------ ENTRIES ------

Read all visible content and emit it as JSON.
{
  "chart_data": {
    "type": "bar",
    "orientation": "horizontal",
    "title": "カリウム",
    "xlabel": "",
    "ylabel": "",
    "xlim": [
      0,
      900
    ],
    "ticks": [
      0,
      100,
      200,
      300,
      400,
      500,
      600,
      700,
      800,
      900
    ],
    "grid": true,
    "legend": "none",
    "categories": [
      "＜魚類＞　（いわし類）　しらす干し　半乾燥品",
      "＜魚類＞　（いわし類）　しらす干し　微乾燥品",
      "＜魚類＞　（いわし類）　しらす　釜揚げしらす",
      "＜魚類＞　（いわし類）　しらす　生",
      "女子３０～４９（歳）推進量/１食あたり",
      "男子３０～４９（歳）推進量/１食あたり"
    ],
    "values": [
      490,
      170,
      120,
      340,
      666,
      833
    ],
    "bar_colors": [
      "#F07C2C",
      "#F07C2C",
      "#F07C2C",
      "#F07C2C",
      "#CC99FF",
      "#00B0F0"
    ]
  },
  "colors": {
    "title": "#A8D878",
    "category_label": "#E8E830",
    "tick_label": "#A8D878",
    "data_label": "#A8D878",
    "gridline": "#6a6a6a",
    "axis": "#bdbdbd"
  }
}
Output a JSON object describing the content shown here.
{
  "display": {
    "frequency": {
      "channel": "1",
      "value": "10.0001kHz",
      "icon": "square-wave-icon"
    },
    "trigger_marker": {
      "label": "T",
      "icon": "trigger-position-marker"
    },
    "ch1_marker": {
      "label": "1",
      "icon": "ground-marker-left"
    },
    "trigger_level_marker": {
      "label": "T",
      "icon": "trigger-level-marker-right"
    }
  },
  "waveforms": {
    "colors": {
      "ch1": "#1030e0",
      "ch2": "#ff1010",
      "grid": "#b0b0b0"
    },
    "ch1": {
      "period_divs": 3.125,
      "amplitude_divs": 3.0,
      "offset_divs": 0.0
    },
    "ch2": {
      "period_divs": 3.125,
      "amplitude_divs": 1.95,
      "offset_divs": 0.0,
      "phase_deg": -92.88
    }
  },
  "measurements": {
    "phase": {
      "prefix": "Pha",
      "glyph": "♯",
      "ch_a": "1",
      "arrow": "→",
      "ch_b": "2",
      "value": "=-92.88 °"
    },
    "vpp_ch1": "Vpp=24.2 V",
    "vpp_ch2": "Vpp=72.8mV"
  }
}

------

▸ WHAT IS NEEDED
Your task is to transcribe the line containing "Output a JSON" and every line after it, through the last line of the data, exactly as written and with nothing more.

▸ EXPECTED OUTPUT
Output a JSON object describing the content shown here.
{
  "display": {
    "frequency": {
      "channel": "1",
      "value": "10.0001kHz",
      "icon": "square-wave-icon"
    },
    "trigger_marker": {
      "label": "T",
      "icon": "trigger-position-marker"
    },
    "ch1_marker": {
      "label": "1",
      "icon": "ground-marker-left"
    },
    "trigger_level_marker": {
      "label": "T",
      "icon": "trigger-level-marker-right"
    }
  },
  "waveforms": {
    "colors": {
      "ch1": "#1030e0",
      "ch2": "#ff1010",
      "grid": "#b0b0b0"
    },
    "ch1": {
      "period_divs": 3.125,
      "amplitude_divs": 3.0,
      "offset_divs": 0.0
    },
    "ch2": {
      "period_divs": 3.125,
      "amplitude_divs": 1.95,
      "offset_divs": 0.0,
      "phase_deg": -92.88
    }
  },
  "measurements": {
    "phase": {
      "prefix": "Pha",
      "glyph": "♯",
      "ch_a": "1",
      "arrow": "→",
      "ch_b": "2",
      "value": "=-92.88 °"
    },
    "vpp_ch1": "Vpp=24.2 V",
    "vpp_ch2": "Vpp=72.8mV"
  }
}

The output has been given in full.